(Stored records)
· · · ·

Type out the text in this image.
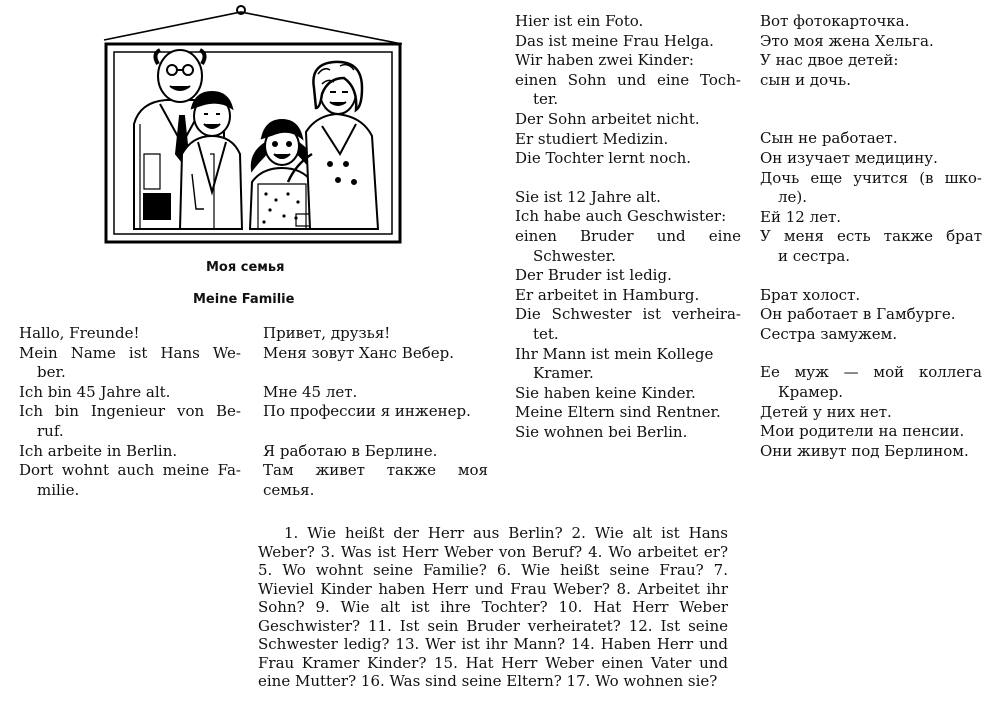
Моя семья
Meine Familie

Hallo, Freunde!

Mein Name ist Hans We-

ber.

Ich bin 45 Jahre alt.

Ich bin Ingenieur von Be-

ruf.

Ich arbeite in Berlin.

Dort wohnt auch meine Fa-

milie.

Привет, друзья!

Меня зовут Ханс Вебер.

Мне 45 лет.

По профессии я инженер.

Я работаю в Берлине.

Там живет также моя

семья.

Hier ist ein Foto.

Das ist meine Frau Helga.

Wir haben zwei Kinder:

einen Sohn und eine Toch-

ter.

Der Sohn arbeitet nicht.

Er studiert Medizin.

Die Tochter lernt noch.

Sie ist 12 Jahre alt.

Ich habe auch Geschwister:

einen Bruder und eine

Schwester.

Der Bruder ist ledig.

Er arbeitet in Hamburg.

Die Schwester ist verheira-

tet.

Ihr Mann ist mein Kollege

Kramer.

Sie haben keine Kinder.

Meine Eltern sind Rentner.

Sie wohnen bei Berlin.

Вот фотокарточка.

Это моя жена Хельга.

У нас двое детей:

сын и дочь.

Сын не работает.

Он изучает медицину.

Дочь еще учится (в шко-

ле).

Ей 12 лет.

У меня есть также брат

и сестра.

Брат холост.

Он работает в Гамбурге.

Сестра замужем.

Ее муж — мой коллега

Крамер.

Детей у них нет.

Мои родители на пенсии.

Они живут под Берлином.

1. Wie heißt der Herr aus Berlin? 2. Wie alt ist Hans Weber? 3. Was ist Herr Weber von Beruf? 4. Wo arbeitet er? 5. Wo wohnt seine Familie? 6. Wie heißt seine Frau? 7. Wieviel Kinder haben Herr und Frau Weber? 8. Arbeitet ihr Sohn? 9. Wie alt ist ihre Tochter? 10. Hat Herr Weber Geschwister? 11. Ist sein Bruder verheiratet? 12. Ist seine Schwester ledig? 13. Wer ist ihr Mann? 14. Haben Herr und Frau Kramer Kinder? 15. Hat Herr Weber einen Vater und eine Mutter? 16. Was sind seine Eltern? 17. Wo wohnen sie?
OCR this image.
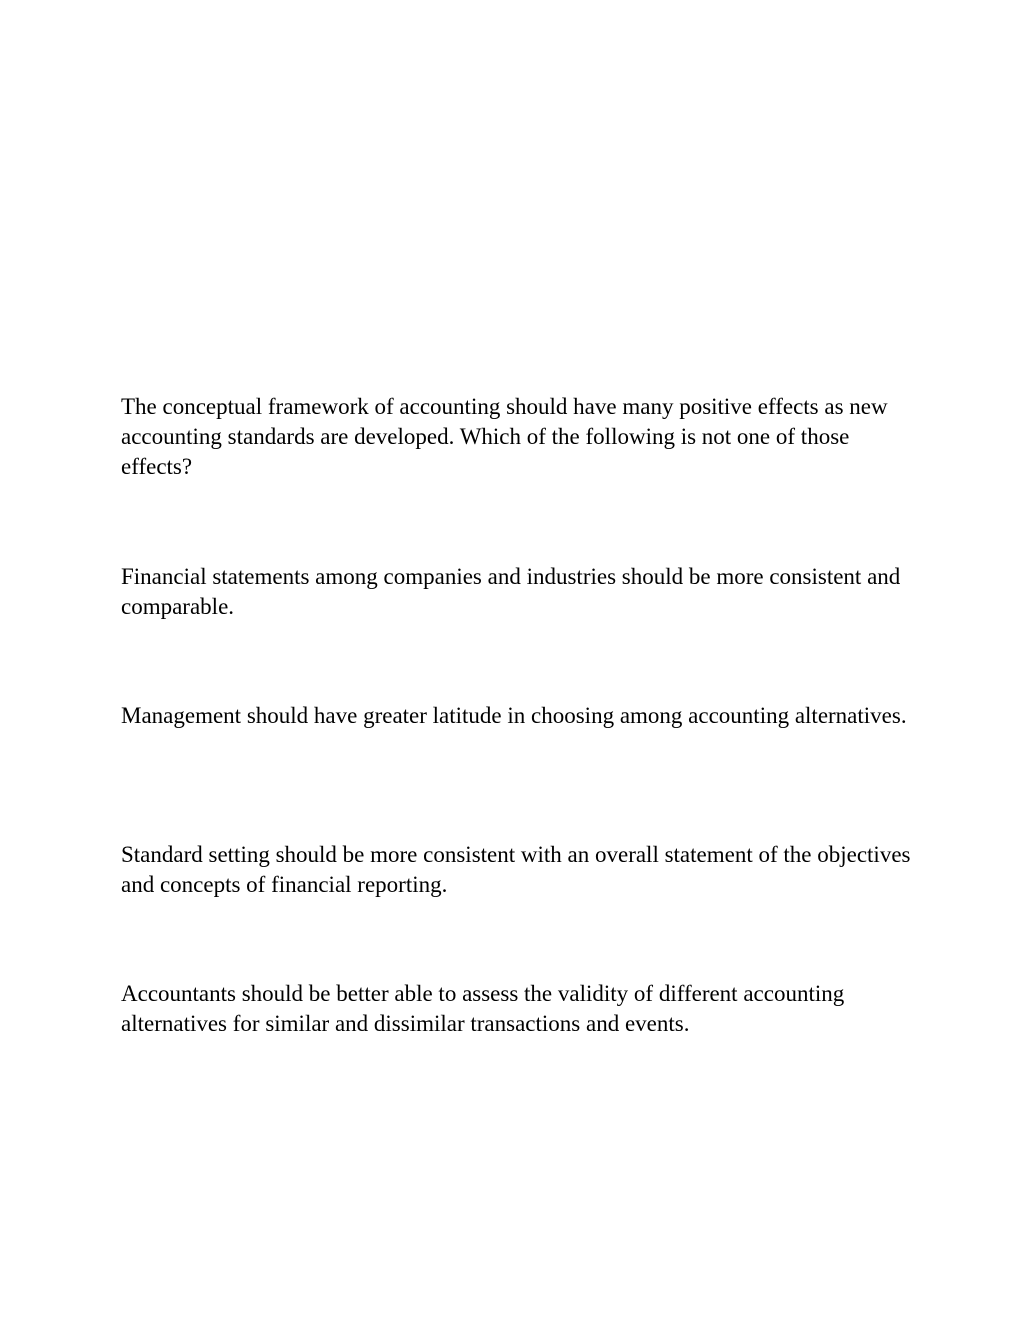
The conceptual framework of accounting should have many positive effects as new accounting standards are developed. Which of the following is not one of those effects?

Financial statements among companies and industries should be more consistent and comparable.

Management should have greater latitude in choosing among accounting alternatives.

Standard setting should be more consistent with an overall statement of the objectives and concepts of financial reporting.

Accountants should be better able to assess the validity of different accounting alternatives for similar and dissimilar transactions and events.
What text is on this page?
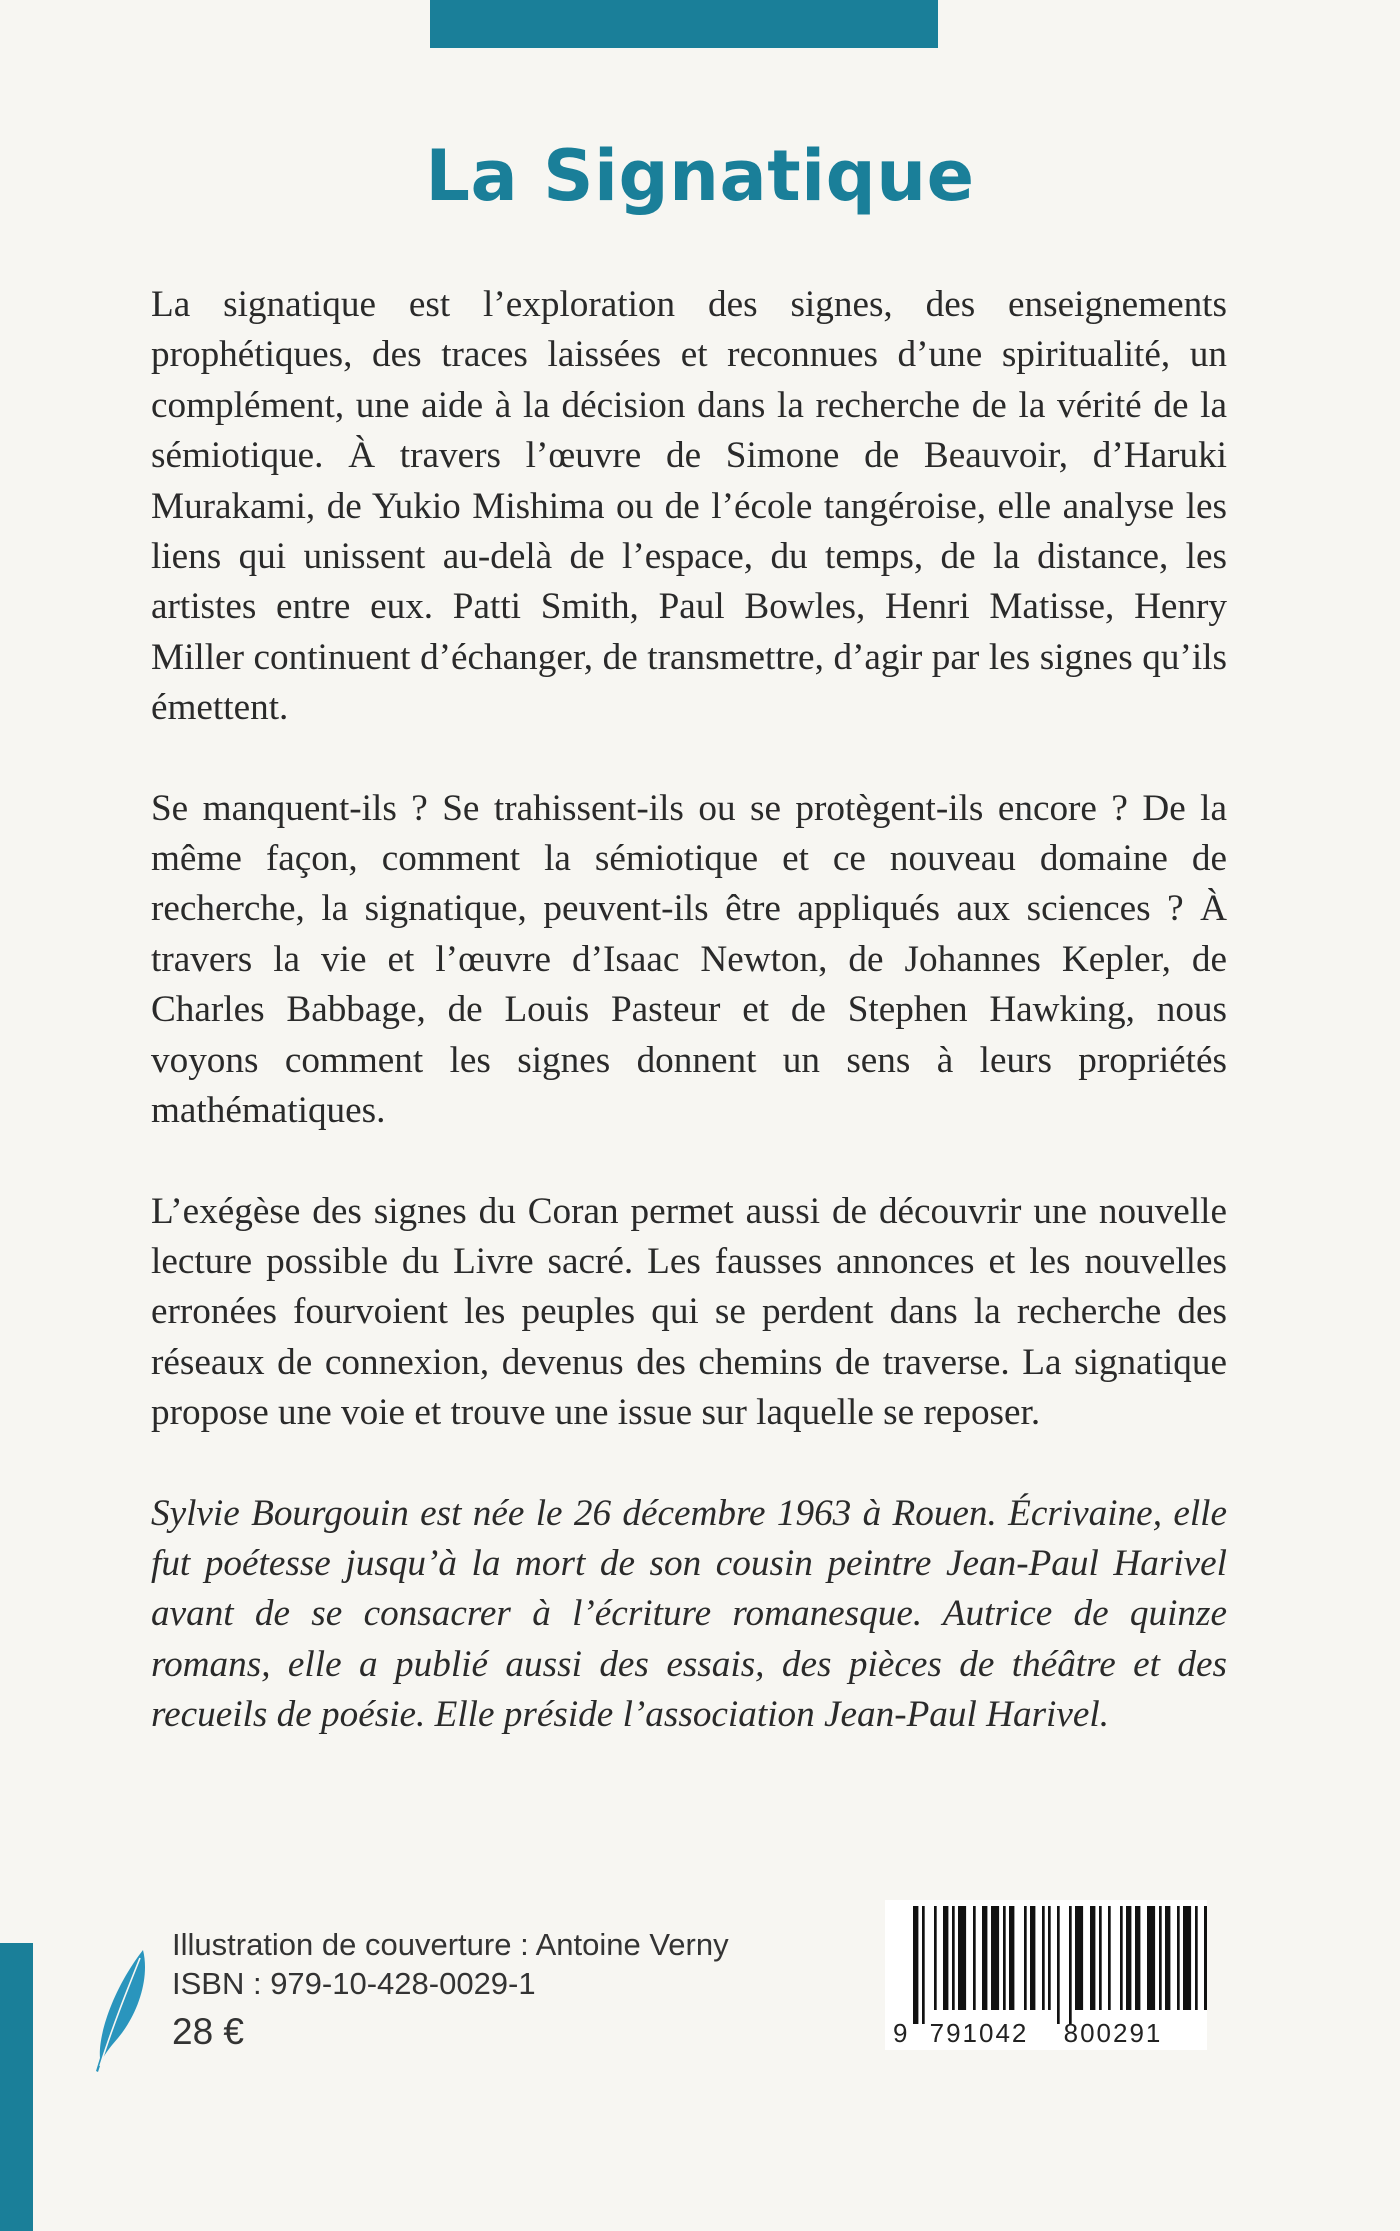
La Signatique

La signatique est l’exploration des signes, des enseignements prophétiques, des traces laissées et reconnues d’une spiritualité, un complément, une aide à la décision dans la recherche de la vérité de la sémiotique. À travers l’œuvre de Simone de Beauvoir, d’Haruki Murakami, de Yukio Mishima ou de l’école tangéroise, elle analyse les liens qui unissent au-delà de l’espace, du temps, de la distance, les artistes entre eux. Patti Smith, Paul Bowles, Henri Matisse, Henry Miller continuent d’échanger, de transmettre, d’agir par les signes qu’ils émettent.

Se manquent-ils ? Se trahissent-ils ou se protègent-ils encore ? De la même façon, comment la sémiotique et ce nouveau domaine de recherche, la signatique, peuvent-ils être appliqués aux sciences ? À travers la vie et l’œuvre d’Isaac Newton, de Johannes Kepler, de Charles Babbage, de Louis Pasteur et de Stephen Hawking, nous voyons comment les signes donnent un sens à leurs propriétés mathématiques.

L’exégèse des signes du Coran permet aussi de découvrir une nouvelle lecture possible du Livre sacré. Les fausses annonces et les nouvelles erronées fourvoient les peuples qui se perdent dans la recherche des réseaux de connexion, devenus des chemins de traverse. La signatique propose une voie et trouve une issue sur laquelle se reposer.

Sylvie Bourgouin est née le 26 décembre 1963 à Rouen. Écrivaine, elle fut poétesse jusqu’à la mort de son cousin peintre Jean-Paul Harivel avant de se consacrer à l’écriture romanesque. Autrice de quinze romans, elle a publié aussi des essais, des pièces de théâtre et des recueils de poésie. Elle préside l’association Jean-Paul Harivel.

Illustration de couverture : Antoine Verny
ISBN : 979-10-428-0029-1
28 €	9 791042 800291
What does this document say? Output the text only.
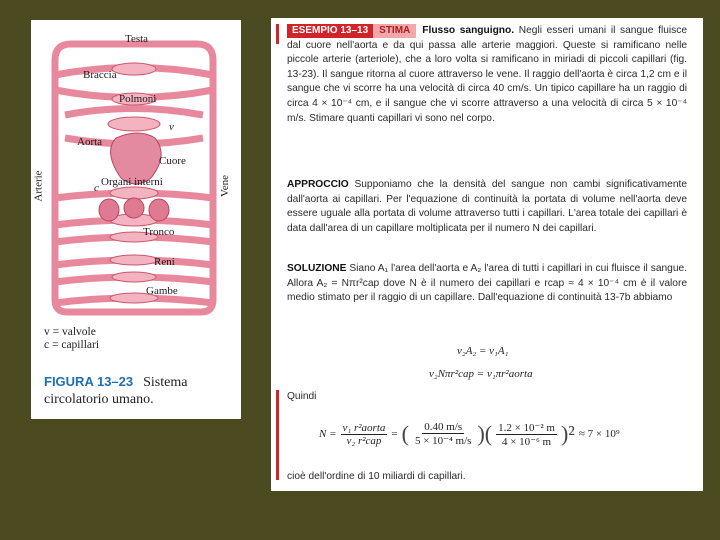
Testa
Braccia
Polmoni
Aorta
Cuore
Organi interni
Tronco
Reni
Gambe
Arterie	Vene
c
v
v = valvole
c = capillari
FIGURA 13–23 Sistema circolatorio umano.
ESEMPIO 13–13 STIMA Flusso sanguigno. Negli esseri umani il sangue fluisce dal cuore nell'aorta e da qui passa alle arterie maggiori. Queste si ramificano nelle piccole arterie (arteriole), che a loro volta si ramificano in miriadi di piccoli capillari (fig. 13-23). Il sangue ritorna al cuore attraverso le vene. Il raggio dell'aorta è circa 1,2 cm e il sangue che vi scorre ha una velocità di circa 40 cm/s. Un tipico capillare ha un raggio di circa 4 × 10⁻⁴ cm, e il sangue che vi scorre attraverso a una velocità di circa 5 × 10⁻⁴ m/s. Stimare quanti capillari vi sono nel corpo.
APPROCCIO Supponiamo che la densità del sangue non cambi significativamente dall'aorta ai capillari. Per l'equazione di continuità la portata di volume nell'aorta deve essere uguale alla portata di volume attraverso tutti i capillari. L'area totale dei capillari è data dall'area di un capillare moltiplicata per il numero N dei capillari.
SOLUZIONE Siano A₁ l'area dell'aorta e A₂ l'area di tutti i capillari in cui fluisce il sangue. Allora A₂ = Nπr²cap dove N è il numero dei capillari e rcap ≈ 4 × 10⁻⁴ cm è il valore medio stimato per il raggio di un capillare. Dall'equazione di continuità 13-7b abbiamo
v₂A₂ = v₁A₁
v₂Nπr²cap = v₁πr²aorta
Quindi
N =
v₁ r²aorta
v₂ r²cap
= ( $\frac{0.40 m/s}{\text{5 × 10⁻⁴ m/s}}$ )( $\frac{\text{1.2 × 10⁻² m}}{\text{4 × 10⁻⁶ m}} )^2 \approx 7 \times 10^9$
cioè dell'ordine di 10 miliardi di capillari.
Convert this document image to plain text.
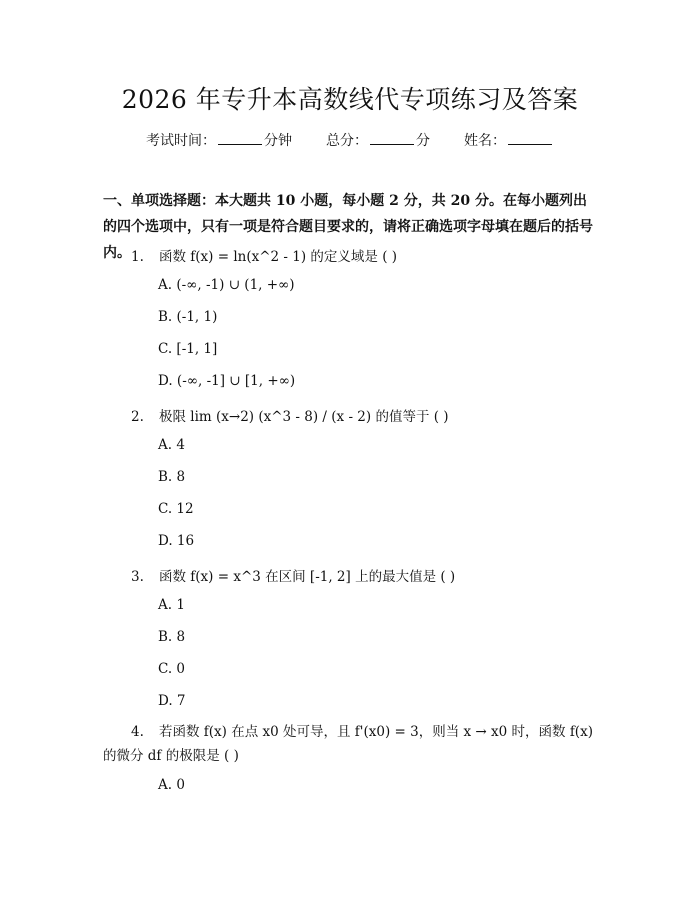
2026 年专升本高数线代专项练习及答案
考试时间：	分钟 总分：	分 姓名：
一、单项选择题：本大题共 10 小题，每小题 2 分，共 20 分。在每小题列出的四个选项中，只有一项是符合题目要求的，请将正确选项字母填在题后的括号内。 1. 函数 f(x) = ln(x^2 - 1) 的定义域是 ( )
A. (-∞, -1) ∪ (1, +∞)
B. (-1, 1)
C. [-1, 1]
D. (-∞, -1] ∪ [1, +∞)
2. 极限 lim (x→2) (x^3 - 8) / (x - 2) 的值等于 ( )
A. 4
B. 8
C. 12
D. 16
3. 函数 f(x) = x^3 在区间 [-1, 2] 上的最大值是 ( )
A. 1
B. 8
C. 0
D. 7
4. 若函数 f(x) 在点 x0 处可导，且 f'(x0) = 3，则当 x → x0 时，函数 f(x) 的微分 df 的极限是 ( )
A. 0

· · · ·

§ WHAT THE TASK ASKS
Take the line that contains "What does this" and every line after it up to the end of the records above, and restate them exactly, without the pictures.

§ EXERCISE RESPONSE
What does this document say? Output the text only.
Testa
Braccia
Polmoni
Aorta
Cuore
Organi interni
Tronco
Reni
Gambe
Arterie	Vene
c
v
v = valvole
c = capillari
FIGURA 13–23 Sistema circolatorio umano.
ESEMPIO 13–13 STIMA Flusso sanguigno. Negli esseri umani il sangue fluisce dal cuore nell'aorta e da qui passa alle arterie maggiori. Queste si ramificano nelle piccole arterie (arteriole), che a loro volta si ramificano in miriadi di piccoli capillari (fig. 13-23). Il sangue ritorna al cuore attraverso le vene. Il raggio dell'aorta è circa 1,2 cm e il sangue che vi scorre ha una velocità di circa 40 cm/s. Un tipico capillare ha un raggio di circa 4 × 10⁻⁴ cm, e il sangue che vi scorre attraverso a una velocità di circa 5 × 10⁻⁴ m/s. Stimare quanti capillari vi sono nel corpo.
APPROCCIO Supponiamo che la densità del sangue non cambi significativamente dall'aorta ai capillari. Per l'equazione di continuità la portata di volume nell'aorta deve essere uguale alla portata di volume attraverso tutti i capillari. L'area totale dei capillari è data dall'area di un capillare moltiplicata per il numero N dei capillari.
SOLUZIONE Siano A₁ l'area dell'aorta e A₂ l'area di tutti i capillari in cui fluisce il sangue. Allora A₂ = Nπr²cap dove N è il numero dei capillari e rcap ≈ 4 × 10⁻⁴ cm è il valore medio stimato per il raggio di un capillare. Dall'equazione di continuità 13-7b abbiamo
v₂A₂ = v₁A₁
v₂Nπr²cap = v₁πr²aorta
Quindi
N =
v₁ r²aorta
v₂ r²cap
= ( $\frac{0.40 m/s}{\text{5 × 10⁻⁴ m/s}}$ )( $\frac{\text{1.2 × 10⁻² m}}{\text{4 × 10⁻⁶ m}} )^2 \approx 7 \times 10^9$
cioè dell'ordine di 10 miliardi di capillari.
Convert this document image to plain text.
2026 年专升本高数线代专项练习及答案
考试时间：	分钟 总分：	分 姓名：
一、单项选择题：本大题共 10 小题，每小题 2 分，共 20 分。在每小题列出的四个选项中，只有一项是符合题目要求的，请将正确选项字母填在题后的括号内。 1. 函数 f(x) = ln(x^2 - 1) 的定义域是 ( )
A. (-∞, -1) ∪ (1, +∞)
B. (-1, 1)
C. [-1, 1]
D. (-∞, -1] ∪ [1, +∞)
2. 极限 lim (x→2) (x^3 - 8) / (x - 2) 的值等于 ( )
A. 4
B. 8
C. 12
D. 16
3. 函数 f(x) = x^3 在区间 [-1, 2] 上的最大值是 ( )
A. 1
B. 8
C. 0
D. 7
4. 若函数 f(x) 在点 x0 处可导，且 f'(x0) = 3，则当 x → x0 时，函数 f(x) 的微分 df 的极限是 ( )
A. 0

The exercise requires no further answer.